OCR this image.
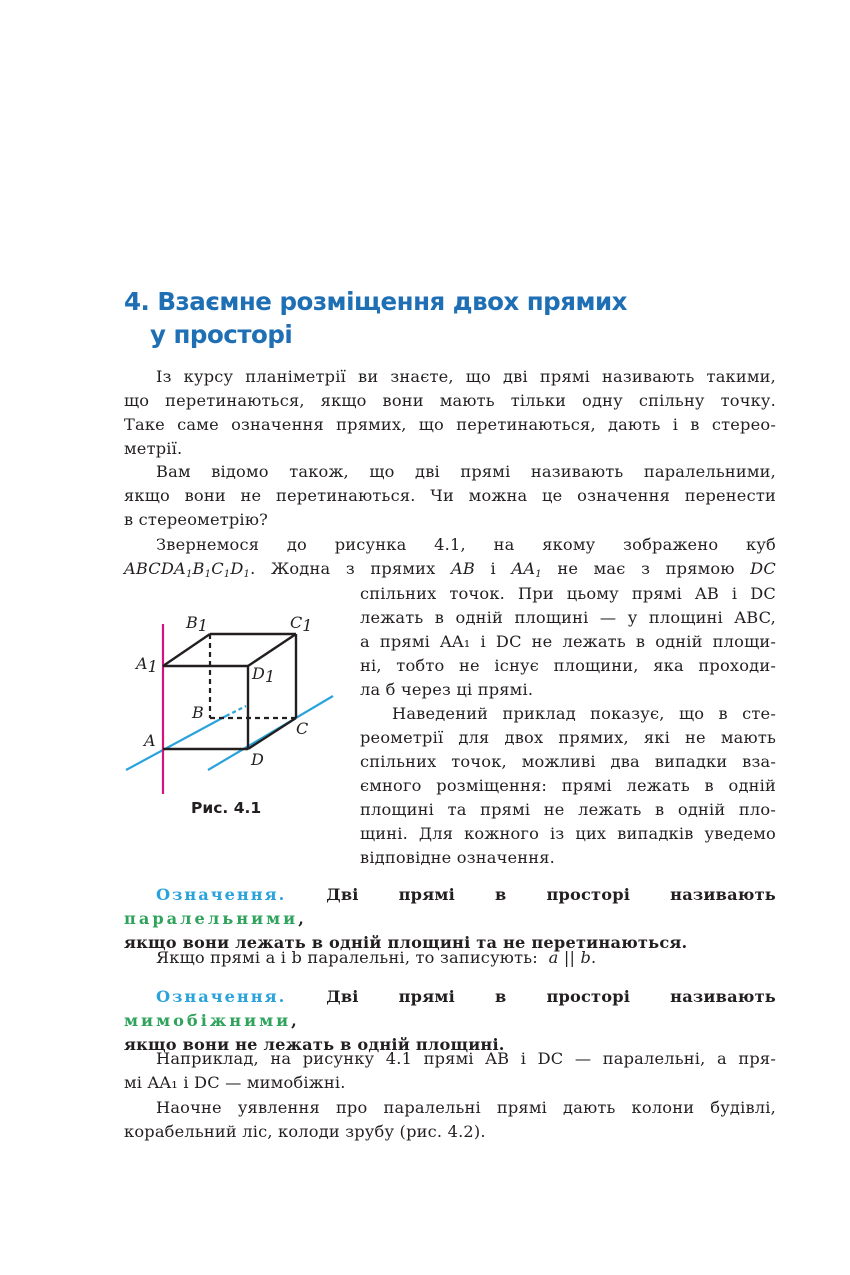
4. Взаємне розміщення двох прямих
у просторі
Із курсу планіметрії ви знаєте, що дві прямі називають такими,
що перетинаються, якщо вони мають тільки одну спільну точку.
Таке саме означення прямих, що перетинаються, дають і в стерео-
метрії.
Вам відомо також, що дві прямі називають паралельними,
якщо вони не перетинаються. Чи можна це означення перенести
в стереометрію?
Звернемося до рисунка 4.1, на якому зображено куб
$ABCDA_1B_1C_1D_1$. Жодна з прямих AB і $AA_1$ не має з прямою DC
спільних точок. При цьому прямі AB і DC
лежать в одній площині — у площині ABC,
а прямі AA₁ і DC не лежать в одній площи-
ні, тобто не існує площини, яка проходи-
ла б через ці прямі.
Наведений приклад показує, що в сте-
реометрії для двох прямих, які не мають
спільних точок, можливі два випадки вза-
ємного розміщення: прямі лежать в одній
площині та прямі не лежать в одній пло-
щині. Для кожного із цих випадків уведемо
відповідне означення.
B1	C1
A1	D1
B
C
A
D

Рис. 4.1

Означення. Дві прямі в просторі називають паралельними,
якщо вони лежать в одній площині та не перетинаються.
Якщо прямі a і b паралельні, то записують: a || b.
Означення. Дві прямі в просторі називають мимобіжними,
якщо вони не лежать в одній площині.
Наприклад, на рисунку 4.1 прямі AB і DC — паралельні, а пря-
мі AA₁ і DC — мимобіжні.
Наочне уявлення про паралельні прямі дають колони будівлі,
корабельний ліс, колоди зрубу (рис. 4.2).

...

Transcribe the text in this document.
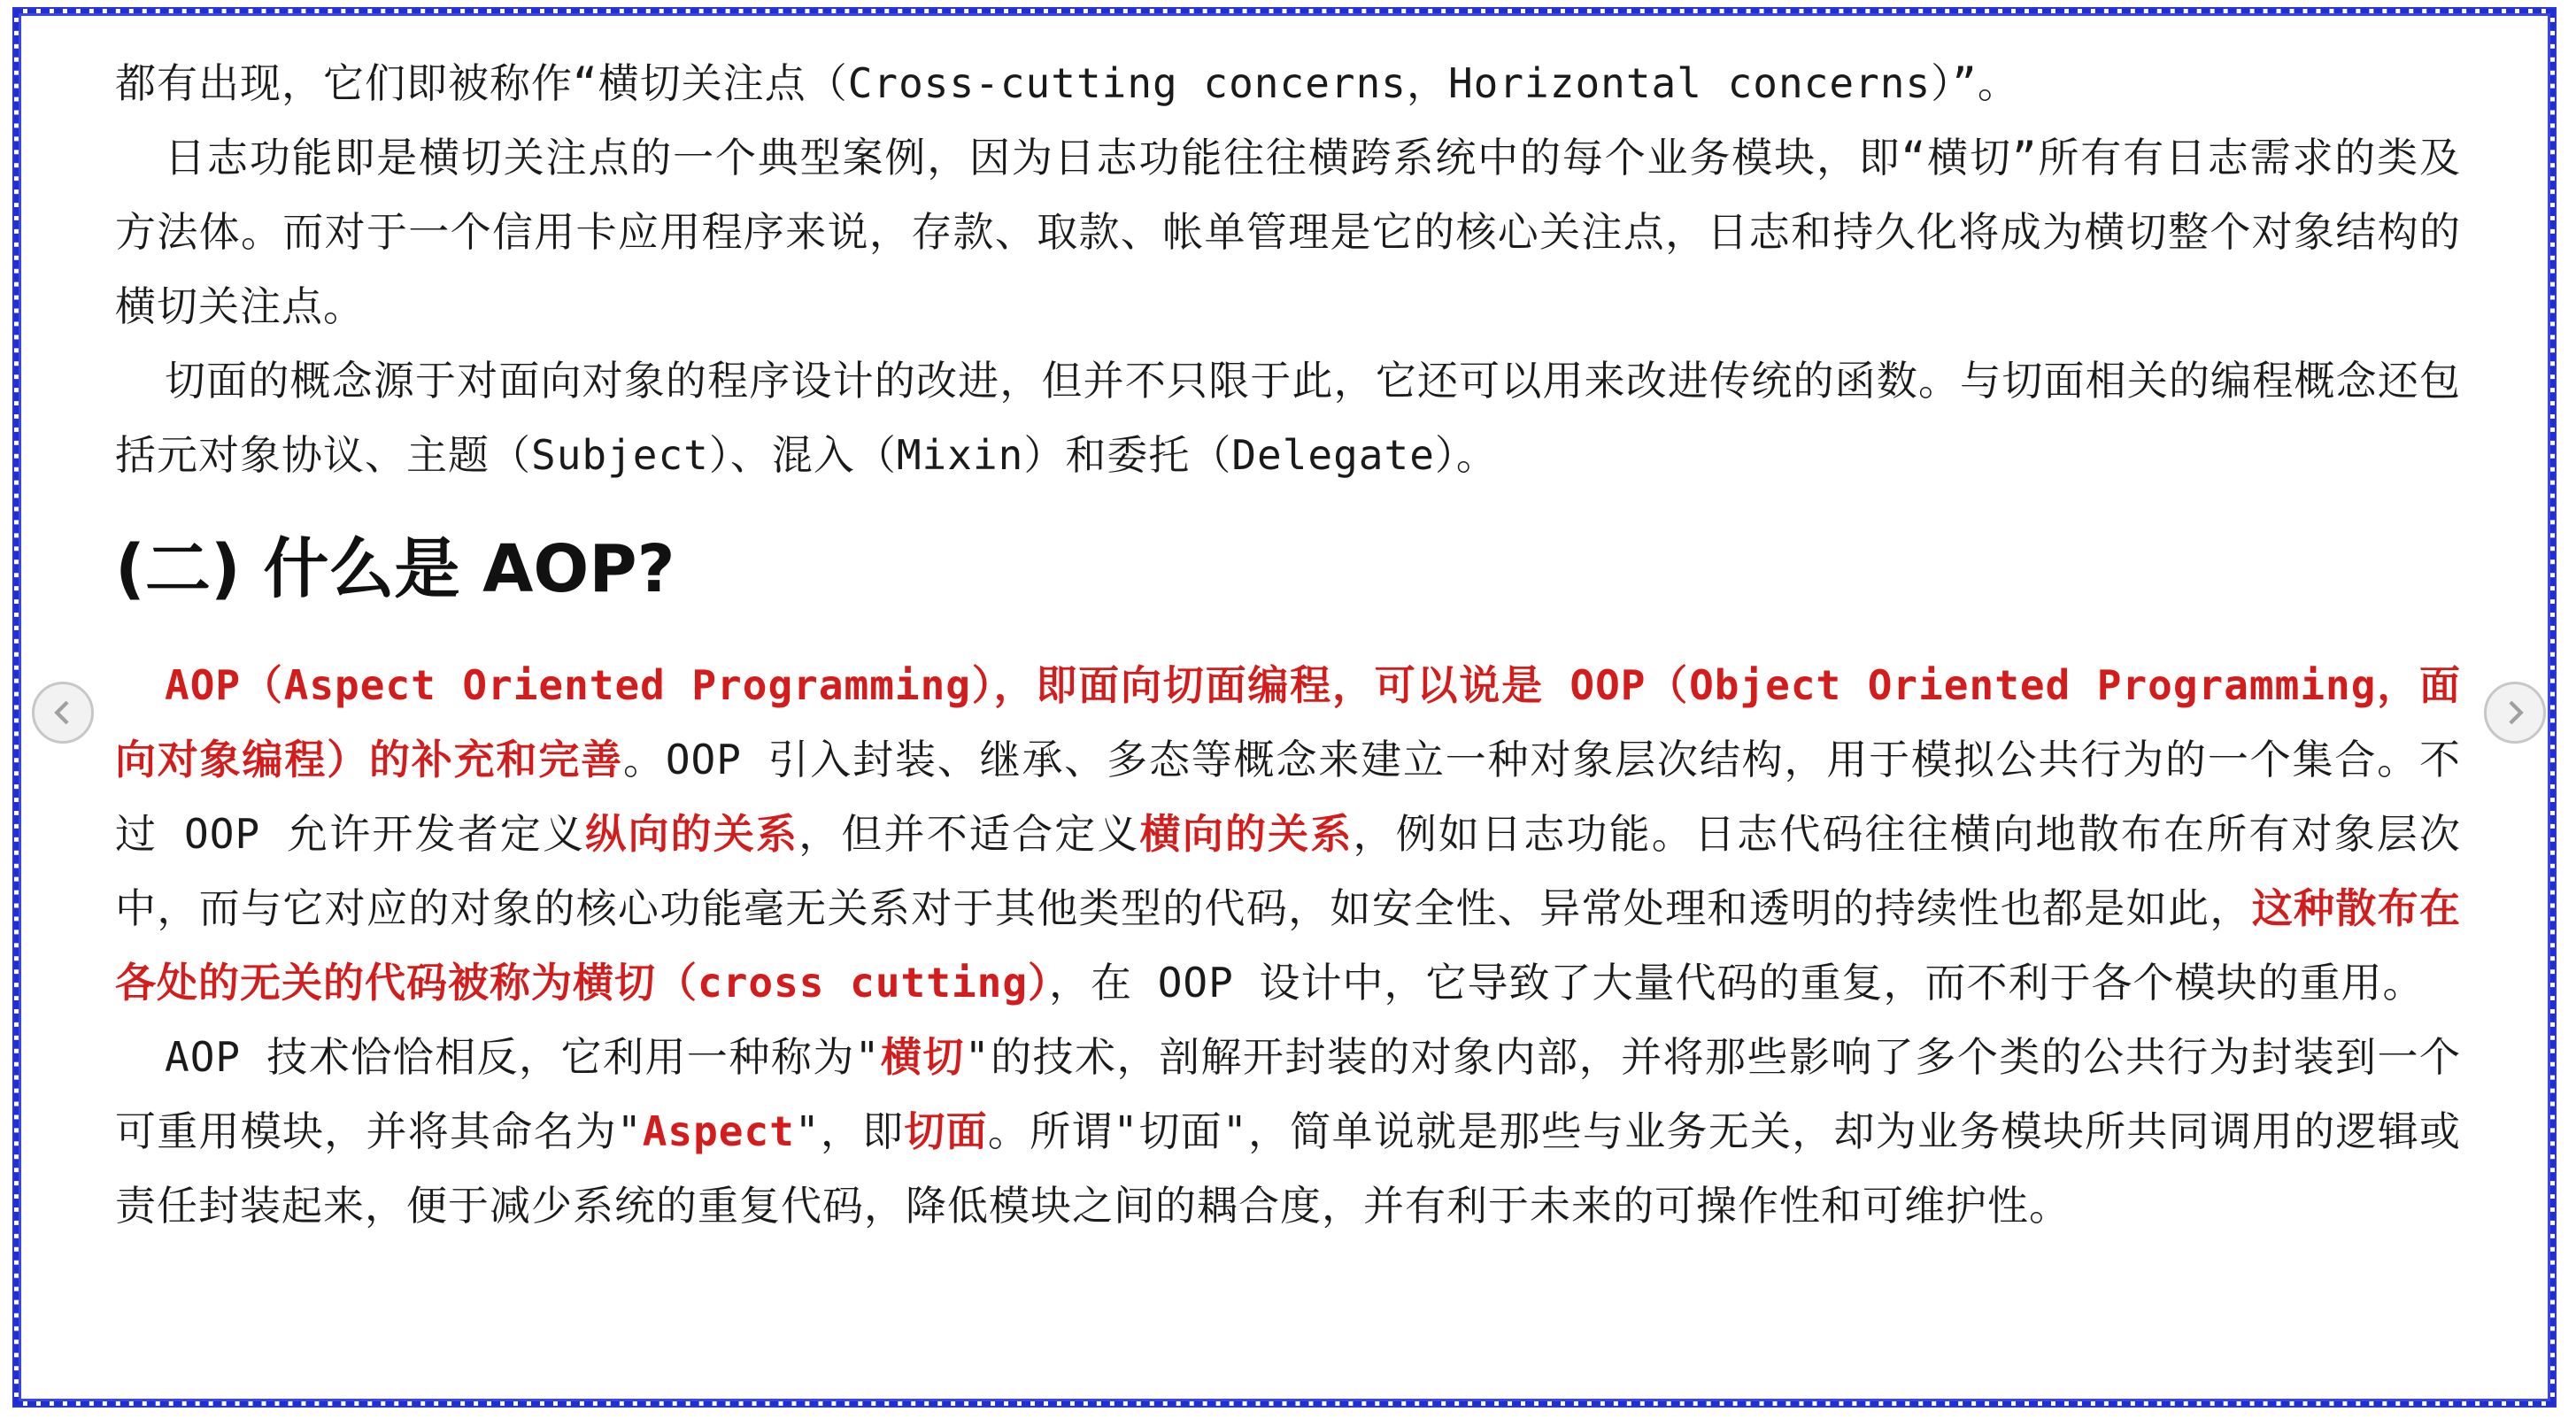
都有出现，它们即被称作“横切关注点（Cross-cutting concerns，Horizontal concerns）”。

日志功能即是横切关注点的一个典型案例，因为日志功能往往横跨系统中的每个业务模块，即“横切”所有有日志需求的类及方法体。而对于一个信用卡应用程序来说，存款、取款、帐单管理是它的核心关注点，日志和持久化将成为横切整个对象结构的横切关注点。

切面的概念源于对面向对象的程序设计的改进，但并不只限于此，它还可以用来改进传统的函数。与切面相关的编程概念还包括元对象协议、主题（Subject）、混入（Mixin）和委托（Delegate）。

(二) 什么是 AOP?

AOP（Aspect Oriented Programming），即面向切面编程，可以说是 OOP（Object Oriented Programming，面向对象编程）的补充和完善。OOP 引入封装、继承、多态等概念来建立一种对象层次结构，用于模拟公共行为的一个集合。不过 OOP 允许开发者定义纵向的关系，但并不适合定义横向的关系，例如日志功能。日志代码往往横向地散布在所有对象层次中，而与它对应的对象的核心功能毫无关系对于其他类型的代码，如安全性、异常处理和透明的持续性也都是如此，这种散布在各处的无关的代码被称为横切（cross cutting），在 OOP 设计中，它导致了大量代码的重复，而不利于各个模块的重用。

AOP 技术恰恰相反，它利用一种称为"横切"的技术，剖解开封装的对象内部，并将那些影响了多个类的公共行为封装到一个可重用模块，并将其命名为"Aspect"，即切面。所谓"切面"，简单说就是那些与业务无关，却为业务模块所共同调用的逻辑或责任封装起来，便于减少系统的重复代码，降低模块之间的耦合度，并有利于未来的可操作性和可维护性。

▶ [DO THIS] Copy out all lines that carry the word "перетинаються".

▶ [RESULT OF THIS EXERCISE]
що перетинаються, якщо вони мають тільки одну спільну точку.
Таке саме означення прямих, що перетинаються, дають і в стерео-
якщо вони не перетинаються. Чи можна це означення перенести
якщо вони лежать в одній площині та не перетинаються.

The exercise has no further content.